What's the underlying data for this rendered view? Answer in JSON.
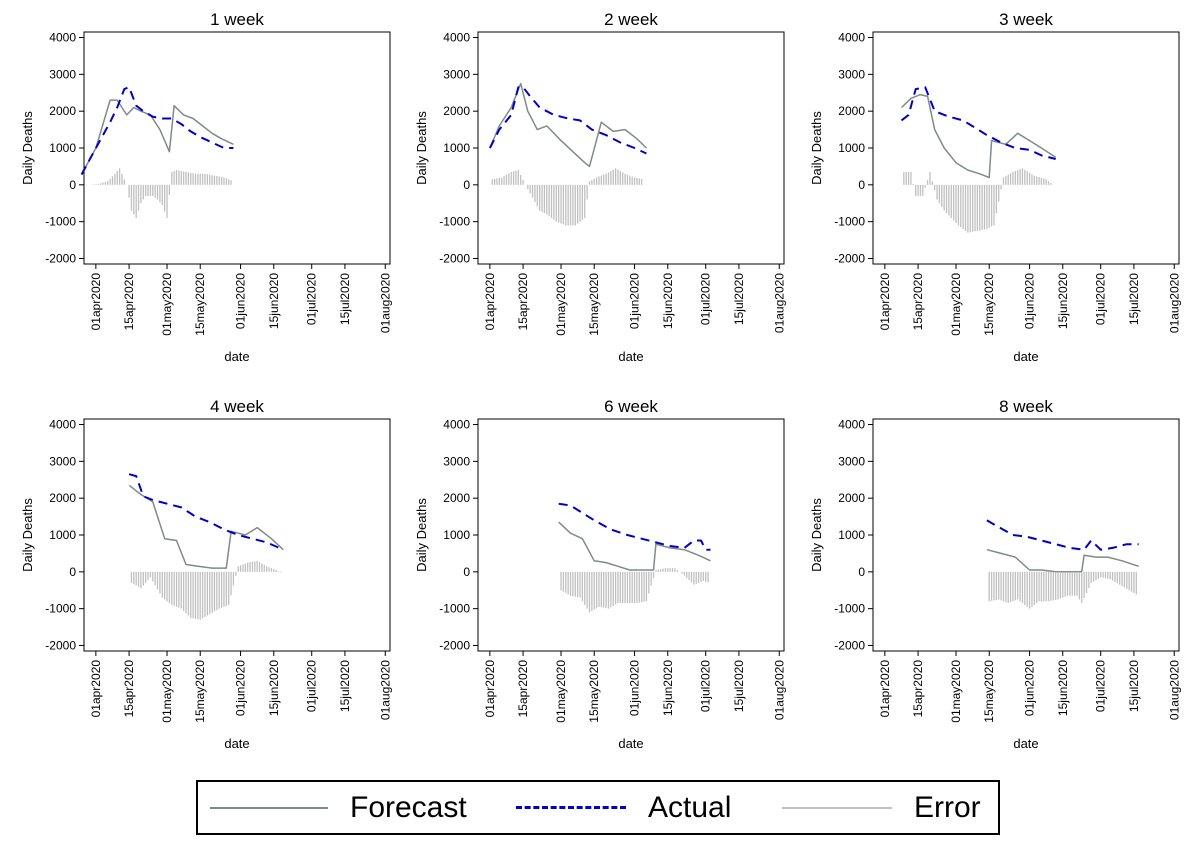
{
  "chart_data": [
    {
      "type": "line",
      "title": "1 week",
      "xlabel": "date",
      "ylabel": "Daily Deaths",
      "ylim": [
        -2000,
        4000
      ],
      "yticks": [
        4000,
        3000,
        2000,
        1000,
        0,
        -1000,
        -2000
      ],
      "xticks": [
        "01apr2020",
        "15apr2020",
        "01may2020",
        "15may2020",
        "01jun2020",
        "15jun2020",
        "01jul2020",
        "15jul2020",
        "01aug2020"
      ],
      "series": [
        {
          "name": "Forecast",
          "dates": [
            "2020-03-26",
            "2020-04-01",
            "2020-04-07",
            "2020-04-10",
            "2020-04-14",
            "2020-04-17",
            "2020-04-20",
            "2020-04-24",
            "2020-04-28",
            "2020-05-02",
            "2020-05-04",
            "2020-05-08",
            "2020-05-12",
            "2020-05-16",
            "2020-05-20",
            "2020-05-24",
            "2020-05-29"
          ],
          "values": [
            280,
            1000,
            2300,
            2300,
            1900,
            2100,
            2000,
            1900,
            1500,
            900,
            2150,
            1900,
            1800,
            1600,
            1400,
            1250,
            1100
          ]
        },
        {
          "name": "Actual",
          "dates": [
            "2020-03-26",
            "2020-04-01",
            "2020-04-07",
            "2020-04-10",
            "2020-04-13",
            "2020-04-15",
            "2020-04-18",
            "2020-04-21",
            "2020-04-25",
            "2020-04-29",
            "2020-05-03",
            "2020-05-07",
            "2020-05-11",
            "2020-05-15",
            "2020-05-20",
            "2020-05-25",
            "2020-05-29"
          ],
          "values": [
            280,
            1000,
            1700,
            2100,
            2600,
            2650,
            2150,
            2000,
            1850,
            1800,
            1800,
            1650,
            1450,
            1300,
            1150,
            1000,
            1000
          ]
        },
        {
          "name": "Error",
          "dates": [
            "2020-03-29",
            "2020-04-02",
            "2020-04-06",
            "2020-04-09",
            "2020-04-11",
            "2020-04-14",
            "2020-04-16",
            "2020-04-18",
            "2020-04-20",
            "2020-04-22",
            "2020-04-25",
            "2020-04-27",
            "2020-04-29",
            "2020-05-01",
            "2020-05-03",
            "2020-05-05",
            "2020-05-09",
            "2020-05-13",
            "2020-05-17",
            "2020-05-21",
            "2020-05-25",
            "2020-05-29"
          ],
          "values": [
            0,
            20,
            100,
            300,
            450,
            0,
            -700,
            -900,
            -500,
            -300,
            -300,
            -400,
            -550,
            -900,
            350,
            400,
            350,
            300,
            300,
            250,
            200,
            100
          ]
        }
      ]
    },
    {
      "type": "line",
      "title": "2 week",
      "xlabel": "date",
      "ylabel": "Daily Deaths",
      "ylim": [
        -2000,
        4000
      ],
      "yticks": [
        4000,
        3000,
        2000,
        1000,
        0,
        -1000,
        -2000
      ],
      "xticks": [
        "01apr2020",
        "15apr2020",
        "01may2020",
        "15may2020",
        "01jun2020",
        "15jun2020",
        "01jul2020",
        "15jul2020",
        "01aug2020"
      ],
      "series": [
        {
          "name": "Forecast",
          "dates": [
            "2020-04-01",
            "2020-04-05",
            "2020-04-10",
            "2020-04-14",
            "2020-04-17",
            "2020-04-21",
            "2020-04-25",
            "2020-05-01",
            "2020-05-06",
            "2020-05-11",
            "2020-05-13",
            "2020-05-18",
            "2020-05-23",
            "2020-05-28",
            "2020-06-02",
            "2020-06-06"
          ],
          "values": [
            1000,
            1600,
            2100,
            2750,
            2000,
            1500,
            1600,
            1200,
            900,
            600,
            500,
            1700,
            1450,
            1500,
            1250,
            1000
          ]
        },
        {
          "name": "Actual",
          "dates": [
            "2020-04-01",
            "2020-04-05",
            "2020-04-10",
            "2020-04-13",
            "2020-04-15",
            "2020-04-18",
            "2020-04-22",
            "2020-04-28",
            "2020-05-04",
            "2020-05-09",
            "2020-05-14",
            "2020-05-20",
            "2020-05-26",
            "2020-06-01",
            "2020-06-06"
          ],
          "values": [
            1000,
            1500,
            1900,
            2650,
            2650,
            2400,
            2100,
            1900,
            1800,
            1750,
            1500,
            1350,
            1150,
            1000,
            850
          ]
        },
        {
          "name": "Error",
          "dates": [
            "2020-04-02",
            "2020-04-06",
            "2020-04-10",
            "2020-04-13",
            "2020-04-16",
            "2020-04-19",
            "2020-04-22",
            "2020-04-25",
            "2020-04-29",
            "2020-05-03",
            "2020-05-07",
            "2020-05-11",
            "2020-05-13",
            "2020-05-16",
            "2020-05-20",
            "2020-05-24",
            "2020-05-28",
            "2020-06-01",
            "2020-06-05"
          ],
          "values": [
            150,
            200,
            350,
            400,
            0,
            -350,
            -700,
            -800,
            -1000,
            -1100,
            -1100,
            -900,
            100,
            200,
            300,
            450,
            300,
            200,
            150
          ]
        }
      ]
    },
    {
      "type": "line",
      "title": "3 week",
      "xlabel": "date",
      "ylabel": "Daily Deaths",
      "ylim": [
        -2000,
        4000
      ],
      "yticks": [
        4000,
        3000,
        2000,
        1000,
        0,
        -1000,
        -2000
      ],
      "xticks": [
        "01apr2020",
        "15apr2020",
        "01may2020",
        "15may2020",
        "01jun2020",
        "15jun2020",
        "01jul2020",
        "15jul2020",
        "01aug2020"
      ],
      "series": [
        {
          "name": "Forecast",
          "dates": [
            "2020-04-08",
            "2020-04-12",
            "2020-04-16",
            "2020-04-19",
            "2020-04-22",
            "2020-04-26",
            "2020-05-01",
            "2020-05-06",
            "2020-05-11",
            "2020-05-15",
            "2020-05-16",
            "2020-05-22",
            "2020-05-27",
            "2020-06-01",
            "2020-06-06",
            "2020-06-12"
          ],
          "values": [
            2100,
            2350,
            2450,
            2400,
            1500,
            1000,
            600,
            400,
            300,
            200,
            1200,
            1100,
            1400,
            1200,
            1000,
            750
          ]
        },
        {
          "name": "Actual",
          "dates": [
            "2020-04-08",
            "2020-04-11",
            "2020-04-14",
            "2020-04-18",
            "2020-04-22",
            "2020-04-28",
            "2020-05-04",
            "2020-05-09",
            "2020-05-14",
            "2020-05-20",
            "2020-05-26",
            "2020-06-01",
            "2020-06-06",
            "2020-06-12"
          ],
          "values": [
            1750,
            1900,
            2600,
            2650,
            2000,
            1850,
            1750,
            1550,
            1350,
            1150,
            1000,
            950,
            800,
            700
          ]
        },
        {
          "name": "Error",
          "dates": [
            "2020-04-09",
            "2020-04-12",
            "2020-04-14",
            "2020-04-17",
            "2020-04-20",
            "2020-04-23",
            "2020-04-26",
            "2020-04-29",
            "2020-05-02",
            "2020-05-06",
            "2020-05-10",
            "2020-05-14",
            "2020-05-17",
            "2020-05-21",
            "2020-05-25",
            "2020-05-29",
            "2020-06-03",
            "2020-06-08",
            "2020-06-12"
          ],
          "values": [
            350,
            350,
            -300,
            -300,
            350,
            -400,
            -700,
            -900,
            -1100,
            -1300,
            -1250,
            -1200,
            -1100,
            200,
            350,
            450,
            250,
            150,
            -50
          ]
        }
      ]
    },
    {
      "type": "line",
      "title": "4 week",
      "xlabel": "date",
      "ylabel": "Daily Deaths",
      "ylim": [
        -2000,
        4000
      ],
      "yticks": [
        4000,
        3000,
        2000,
        1000,
        0,
        -1000,
        -2000
      ],
      "xticks": [
        "01apr2020",
        "15apr2020",
        "01may2020",
        "15may2020",
        "01jun2020",
        "15jun2020",
        "01jul2020",
        "15jul2020",
        "01aug2020"
      ],
      "series": [
        {
          "name": "Forecast",
          "dates": [
            "2020-04-15",
            "2020-04-20",
            "2020-04-25",
            "2020-04-30",
            "2020-05-05",
            "2020-05-09",
            "2020-05-14",
            "2020-05-20",
            "2020-05-26",
            "2020-05-28",
            "2020-06-03",
            "2020-06-08",
            "2020-06-14",
            "2020-06-19"
          ],
          "values": [
            2350,
            2100,
            1900,
            900,
            850,
            200,
            150,
            100,
            100,
            1100,
            1000,
            1200,
            900,
            600
          ]
        },
        {
          "name": "Actual",
          "dates": [
            "2020-04-15",
            "2020-04-18",
            "2020-04-21",
            "2020-04-25",
            "2020-05-01",
            "2020-05-07",
            "2020-05-13",
            "2020-05-19",
            "2020-05-25",
            "2020-05-31",
            "2020-06-06",
            "2020-06-12",
            "2020-06-19"
          ],
          "values": [
            2650,
            2600,
            2050,
            1950,
            1850,
            1750,
            1500,
            1350,
            1150,
            1000,
            900,
            800,
            600
          ]
        },
        {
          "name": "Error",
          "dates": [
            "2020-04-16",
            "2020-04-20",
            "2020-04-24",
            "2020-04-29",
            "2020-05-03",
            "2020-05-07",
            "2020-05-11",
            "2020-05-15",
            "2020-05-19",
            "2020-05-23",
            "2020-05-27",
            "2020-05-31",
            "2020-06-04",
            "2020-06-08",
            "2020-06-12",
            "2020-06-16",
            "2020-06-19"
          ],
          "values": [
            -300,
            -450,
            -150,
            -700,
            -900,
            -1000,
            -1250,
            -1300,
            -1150,
            -1000,
            -900,
            150,
            250,
            300,
            150,
            50,
            -50
          ]
        }
      ]
    },
    {
      "type": "line",
      "title": "6 week",
      "xlabel": "date",
      "ylabel": "Daily Deaths",
      "ylim": [
        -2000,
        4000
      ],
      "yticks": [
        4000,
        3000,
        2000,
        1000,
        0,
        -1000,
        -2000
      ],
      "xticks": [
        "01apr2020",
        "15apr2020",
        "01may2020",
        "15may2020",
        "01jun2020",
        "15jun2020",
        "01jul2020",
        "15jul2020",
        "01aug2020"
      ],
      "series": [
        {
          "name": "Forecast",
          "dates": [
            "2020-04-30",
            "2020-05-05",
            "2020-05-10",
            "2020-05-15",
            "2020-05-20",
            "2020-05-25",
            "2020-05-30",
            "2020-06-04",
            "2020-06-09",
            "2020-06-10",
            "2020-06-16",
            "2020-06-22",
            "2020-06-28",
            "2020-07-03"
          ],
          "values": [
            1350,
            1050,
            900,
            300,
            250,
            150,
            50,
            50,
            50,
            750,
            650,
            600,
            450,
            300
          ]
        },
        {
          "name": "Actual",
          "dates": [
            "2020-04-30",
            "2020-05-05",
            "2020-05-10",
            "2020-05-15",
            "2020-05-22",
            "2020-05-29",
            "2020-06-04",
            "2020-06-10",
            "2020-06-16",
            "2020-06-22",
            "2020-06-26",
            "2020-06-29",
            "2020-07-01",
            "2020-07-03"
          ],
          "values": [
            1850,
            1800,
            1600,
            1400,
            1150,
            1000,
            900,
            800,
            700,
            650,
            850,
            850,
            600,
            600
          ]
        },
        {
          "name": "Error",
          "dates": [
            "2020-05-01",
            "2020-05-05",
            "2020-05-09",
            "2020-05-13",
            "2020-05-17",
            "2020-05-21",
            "2020-05-25",
            "2020-05-29",
            "2020-06-02",
            "2020-06-06",
            "2020-06-10",
            "2020-06-14",
            "2020-06-18",
            "2020-06-22",
            "2020-06-26",
            "2020-06-30",
            "2020-07-03"
          ],
          "values": [
            -500,
            -650,
            -700,
            -1100,
            -950,
            -1000,
            -850,
            -850,
            -850,
            -800,
            50,
            100,
            100,
            -100,
            -350,
            -250,
            -300
          ]
        }
      ]
    },
    {
      "type": "line",
      "title": "8 week",
      "xlabel": "date",
      "ylabel": "Daily Deaths",
      "ylim": [
        -2000,
        4000
      ],
      "yticks": [
        4000,
        3000,
        2000,
        1000,
        0,
        -1000,
        -2000
      ],
      "xticks": [
        "01apr2020",
        "15apr2020",
        "01may2020",
        "15may2020",
        "01jun2020",
        "15jun2020",
        "01jul2020",
        "15jul2020",
        "01aug2020"
      ],
      "series": [
        {
          "name": "Forecast",
          "dates": [
            "2020-05-14",
            "2020-05-20",
            "2020-05-26",
            "2020-06-01",
            "2020-06-06",
            "2020-06-12",
            "2020-06-18",
            "2020-06-23",
            "2020-06-24",
            "2020-06-29",
            "2020-07-04",
            "2020-07-10",
            "2020-07-17"
          ],
          "values": [
            600,
            500,
            400,
            50,
            50,
            0,
            0,
            0,
            450,
            400,
            400,
            300,
            150
          ]
        },
        {
          "name": "Actual",
          "dates": [
            "2020-05-14",
            "2020-05-18",
            "2020-05-25",
            "2020-05-31",
            "2020-06-06",
            "2020-06-12",
            "2020-06-18",
            "2020-06-24",
            "2020-06-27",
            "2020-07-01",
            "2020-07-06",
            "2020-07-12",
            "2020-07-17"
          ],
          "values": [
            1400,
            1250,
            1000,
            950,
            850,
            750,
            650,
            600,
            850,
            600,
            650,
            750,
            750
          ]
        },
        {
          "name": "Error",
          "dates": [
            "2020-05-15",
            "2020-05-19",
            "2020-05-23",
            "2020-05-27",
            "2020-06-01",
            "2020-06-05",
            "2020-06-09",
            "2020-06-13",
            "2020-06-17",
            "2020-06-21",
            "2020-06-23",
            "2020-06-27",
            "2020-07-01",
            "2020-07-05",
            "2020-07-09",
            "2020-07-13",
            "2020-07-17"
          ],
          "values": [
            -800,
            -750,
            -850,
            -750,
            -1000,
            -800,
            -800,
            -750,
            -650,
            -650,
            -850,
            -300,
            -150,
            -200,
            -350,
            -500,
            -650
          ]
        }
      ]
    }
  ],
  "legend": {
    "items": [
      {
        "label": "Forecast",
        "color": "#7f8a8a",
        "style": "solid"
      },
      {
        "label": "Actual",
        "color": "#0000cc",
        "style": "dashed"
      },
      {
        "label": "Error",
        "color": "#c0c0c0",
        "style": "solid"
      }
    ]
  }
}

__Short task__.
Select all lines in the listing that include the word "title".

__Problem solution__.
      "title": "1 week",
      "title": "2 week",
      "title": "3 week",
      "title": "4 week",
      "title": "6 week",
      "title": "8 week",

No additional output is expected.